● Working data
= = = =
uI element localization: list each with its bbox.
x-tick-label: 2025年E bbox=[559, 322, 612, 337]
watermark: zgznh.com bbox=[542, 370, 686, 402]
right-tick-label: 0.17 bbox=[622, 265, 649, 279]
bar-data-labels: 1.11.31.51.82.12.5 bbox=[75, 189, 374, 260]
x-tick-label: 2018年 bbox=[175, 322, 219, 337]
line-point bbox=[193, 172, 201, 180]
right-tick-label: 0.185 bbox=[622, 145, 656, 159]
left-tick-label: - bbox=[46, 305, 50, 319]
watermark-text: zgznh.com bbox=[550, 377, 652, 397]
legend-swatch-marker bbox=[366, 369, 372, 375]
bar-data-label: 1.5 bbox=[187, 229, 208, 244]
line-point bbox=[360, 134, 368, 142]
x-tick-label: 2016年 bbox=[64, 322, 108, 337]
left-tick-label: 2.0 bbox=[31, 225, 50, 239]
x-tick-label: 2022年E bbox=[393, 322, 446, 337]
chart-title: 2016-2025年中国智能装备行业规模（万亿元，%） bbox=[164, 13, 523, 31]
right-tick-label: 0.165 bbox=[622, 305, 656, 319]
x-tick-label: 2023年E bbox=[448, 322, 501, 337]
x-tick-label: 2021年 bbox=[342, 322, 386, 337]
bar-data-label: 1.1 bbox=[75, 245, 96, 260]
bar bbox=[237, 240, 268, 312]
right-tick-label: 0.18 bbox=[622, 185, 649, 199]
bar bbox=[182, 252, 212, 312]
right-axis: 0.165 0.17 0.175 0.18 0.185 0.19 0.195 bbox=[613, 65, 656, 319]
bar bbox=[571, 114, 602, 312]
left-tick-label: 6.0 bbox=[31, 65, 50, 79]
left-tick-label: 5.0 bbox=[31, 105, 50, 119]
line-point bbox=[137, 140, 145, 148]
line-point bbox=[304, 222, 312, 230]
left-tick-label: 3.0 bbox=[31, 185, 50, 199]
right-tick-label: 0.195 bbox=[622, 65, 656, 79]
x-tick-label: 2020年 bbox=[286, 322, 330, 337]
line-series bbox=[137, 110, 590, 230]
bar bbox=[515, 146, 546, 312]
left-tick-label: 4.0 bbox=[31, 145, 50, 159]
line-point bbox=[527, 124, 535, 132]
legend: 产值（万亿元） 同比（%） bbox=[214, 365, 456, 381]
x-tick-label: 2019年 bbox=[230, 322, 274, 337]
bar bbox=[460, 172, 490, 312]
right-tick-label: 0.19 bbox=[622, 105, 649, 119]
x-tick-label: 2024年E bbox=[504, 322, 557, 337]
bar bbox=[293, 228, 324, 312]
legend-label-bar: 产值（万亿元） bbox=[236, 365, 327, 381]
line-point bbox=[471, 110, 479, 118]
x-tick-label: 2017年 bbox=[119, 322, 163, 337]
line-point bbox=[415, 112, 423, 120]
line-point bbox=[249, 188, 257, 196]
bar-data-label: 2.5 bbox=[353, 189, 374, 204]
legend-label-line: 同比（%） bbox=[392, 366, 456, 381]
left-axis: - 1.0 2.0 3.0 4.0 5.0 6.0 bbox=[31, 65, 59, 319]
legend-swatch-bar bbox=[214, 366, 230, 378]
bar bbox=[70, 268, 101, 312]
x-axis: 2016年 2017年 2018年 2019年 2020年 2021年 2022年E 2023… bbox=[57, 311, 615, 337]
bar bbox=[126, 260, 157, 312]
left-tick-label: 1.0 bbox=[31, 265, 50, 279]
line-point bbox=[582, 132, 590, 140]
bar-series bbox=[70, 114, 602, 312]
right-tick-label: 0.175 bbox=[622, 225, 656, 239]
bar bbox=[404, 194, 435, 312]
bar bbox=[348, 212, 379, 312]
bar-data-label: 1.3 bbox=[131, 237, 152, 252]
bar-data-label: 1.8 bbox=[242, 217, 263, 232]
= = = =
● Directions
Copy the records above line for line, changing nothing.

● Result of the exercise
uI element localization: list each with its bbox.
x-tick-label: 2025年E bbox=[559, 322, 612, 337]
watermark: zgznh.com bbox=[542, 370, 686, 402]
right-tick-label: 0.17 bbox=[622, 265, 649, 279]
bar-data-labels: 1.11.31.51.82.12.5 bbox=[75, 189, 374, 260]
x-tick-label: 2018年 bbox=[175, 322, 219, 337]
line-point bbox=[193, 172, 201, 180]
right-tick-label: 0.185 bbox=[622, 145, 656, 159]
left-tick-label: - bbox=[46, 305, 50, 319]
watermark-text: zgznh.com bbox=[550, 377, 652, 397]
legend-swatch-marker bbox=[366, 369, 372, 375]
bar-data-label: 1.5 bbox=[187, 229, 208, 244]
line-point bbox=[360, 134, 368, 142]
x-tick-label: 2016年 bbox=[64, 322, 108, 337]
left-tick-label: 2.0 bbox=[31, 225, 50, 239]
x-tick-label: 2022年E bbox=[393, 322, 446, 337]
chart-title: 2016-2025年中国智能装备行业规模（万亿元，%） bbox=[164, 13, 523, 31]
right-tick-label: 0.165 bbox=[622, 305, 656, 319]
x-tick-label: 2023年E bbox=[448, 322, 501, 337]
x-tick-label: 2021年 bbox=[342, 322, 386, 337]
bar-data-label: 1.1 bbox=[75, 245, 96, 260]
bar bbox=[237, 240, 268, 312]
right-tick-label: 0.18 bbox=[622, 185, 649, 199]
bar bbox=[182, 252, 212, 312]
right-axis: 0.165 0.17 0.175 0.18 0.185 0.19 0.195 bbox=[613, 65, 656, 319]
bar bbox=[571, 114, 602, 312]
left-tick-label: 6.0 bbox=[31, 65, 50, 79]
left-tick-label: 5.0 bbox=[31, 105, 50, 119]
line-point bbox=[137, 140, 145, 148]
line-point bbox=[304, 222, 312, 230]
left-tick-label: 3.0 bbox=[31, 185, 50, 199]
right-tick-label: 0.195 bbox=[622, 65, 656, 79]
x-tick-label: 2020年 bbox=[286, 322, 330, 337]
line-series bbox=[137, 110, 590, 230]
bar bbox=[515, 146, 546, 312]
left-tick-label: 4.0 bbox=[31, 145, 50, 159]
line-point bbox=[527, 124, 535, 132]
legend: 产值（万亿元） 同比（%） bbox=[214, 365, 456, 381]
x-tick-label: 2019年 bbox=[230, 322, 274, 337]
bar bbox=[460, 172, 490, 312]
right-tick-label: 0.19 bbox=[622, 105, 649, 119]
x-tick-label: 2024年E bbox=[504, 322, 557, 337]
bar bbox=[293, 228, 324, 312]
legend-label-bar: 产值（万亿元） bbox=[236, 365, 327, 381]
line-point bbox=[471, 110, 479, 118]
x-tick-label: 2017年 bbox=[119, 322, 163, 337]
line-point bbox=[415, 112, 423, 120]
line-point bbox=[249, 188, 257, 196]
bar-data-label: 2.5 bbox=[353, 189, 374, 204]
legend-label-line: 同比（%） bbox=[392, 366, 456, 381]
left-axis: - 1.0 2.0 3.0 4.0 5.0 6.0 bbox=[31, 65, 59, 319]
legend-swatch-bar bbox=[214, 366, 230, 378]
bar bbox=[70, 268, 101, 312]
x-axis: 2016年 2017年 2018年 2019年 2020年 2021年 2022年E 2023… bbox=[57, 311, 615, 337]
bar bbox=[126, 260, 157, 312]
left-tick-label: 1.0 bbox=[31, 265, 50, 279]
line-point bbox=[582, 132, 590, 140]
bar-series bbox=[70, 114, 602, 312]
right-tick-label: 0.175 bbox=[622, 225, 656, 239]
bar bbox=[404, 194, 435, 312]
bar bbox=[348, 212, 379, 312]
bar-data-label: 1.3 bbox=[131, 237, 152, 252]
bar-data-label: 1.8 bbox=[242, 217, 263, 232]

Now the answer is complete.